Every entry must be duplicated precisely as written.
──────── DATA SECTION ────────
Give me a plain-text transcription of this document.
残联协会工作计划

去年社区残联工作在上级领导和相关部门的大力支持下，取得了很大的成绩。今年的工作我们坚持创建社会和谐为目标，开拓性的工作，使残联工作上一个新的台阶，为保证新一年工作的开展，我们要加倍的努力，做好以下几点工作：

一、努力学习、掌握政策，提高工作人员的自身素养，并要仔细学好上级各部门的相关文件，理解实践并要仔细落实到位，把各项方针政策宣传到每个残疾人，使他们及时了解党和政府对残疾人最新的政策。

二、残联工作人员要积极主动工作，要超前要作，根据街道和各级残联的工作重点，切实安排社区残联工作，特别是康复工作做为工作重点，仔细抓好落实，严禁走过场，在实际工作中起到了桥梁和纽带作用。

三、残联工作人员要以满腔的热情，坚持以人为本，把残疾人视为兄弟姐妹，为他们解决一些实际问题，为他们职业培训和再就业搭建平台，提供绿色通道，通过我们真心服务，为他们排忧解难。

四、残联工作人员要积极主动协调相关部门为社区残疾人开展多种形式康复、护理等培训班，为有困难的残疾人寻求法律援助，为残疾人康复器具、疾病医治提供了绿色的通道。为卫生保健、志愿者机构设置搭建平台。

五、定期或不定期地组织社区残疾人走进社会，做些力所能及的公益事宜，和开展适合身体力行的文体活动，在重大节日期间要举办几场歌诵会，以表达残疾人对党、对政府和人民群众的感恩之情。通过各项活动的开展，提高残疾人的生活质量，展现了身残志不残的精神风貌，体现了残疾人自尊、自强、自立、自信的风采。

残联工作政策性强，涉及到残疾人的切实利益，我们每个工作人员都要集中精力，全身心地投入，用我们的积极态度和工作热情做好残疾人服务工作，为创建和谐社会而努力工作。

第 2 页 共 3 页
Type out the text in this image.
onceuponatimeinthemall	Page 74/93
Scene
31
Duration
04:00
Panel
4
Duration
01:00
────────
_THE ANSWER_.
Give me a plain-text transcription of this document.
残联协会工作计划

去年社区残联工作在上级领导和相关部门的大力支持下，取得了很大的成绩。今年的工作我们坚持创建社会和谐为目标，开拓性的工作，使残联工作上一个新的台阶，为保证新一年工作的开展，我们要加倍的努力，做好以下几点工作：

一、努力学习、掌握政策，提高工作人员的自身素养，并要仔细学好上级各部门的相关文件，理解实践并要仔细落实到位，把各项方针政策宣传到每个残疾人，使他们及时了解党和政府对残疾人最新的政策。

二、残联工作人员要积极主动工作，要超前要作，根据街道和各级残联的工作重点，切实安排社区残联工作，特别是康复工作做为工作重点，仔细抓好落实，严禁走过场，在实际工作中起到了桥梁和纽带作用。

三、残联工作人员要以满腔的热情，坚持以人为本，把残疾人视为兄弟姐妹，为他们解决一些实际问题，为他们职业培训和再就业搭建平台，提供绿色通道，通过我们真心服务，为他们排忧解难。

四、残联工作人员要积极主动协调相关部门为社区残疾人开展多种形式康复、护理等培训班，为有困难的残疾人寻求法律援助，为残疾人康复器具、疾病医治提供了绿色的通道。为卫生保健、志愿者机构设置搭建平台。

五、定期或不定期地组织社区残疾人走进社会，做些力所能及的公益事宜，和开展适合身体力行的文体活动，在重大节日期间要举办几场歌诵会，以表达残疾人对党、对政府和人民群众的感恩之情。通过各项活动的开展，提高残疾人的生活质量，展现了身残志不残的精神风貌，体现了残疾人自尊、自强、自立、自信的风采。

残联工作政策性强，涉及到残疾人的切实利益，我们每个工作人员都要集中精力，全身心地投入，用我们的积极态度和工作热情做好残疾人服务工作，为创建和谐社会而努力工作。

第 2 页 共 3 页
Type out the text in this image.
onceuponatimeinthemall	Page 74/93
Scene
31
Duration
04:00
Panel
4
Duration
01:00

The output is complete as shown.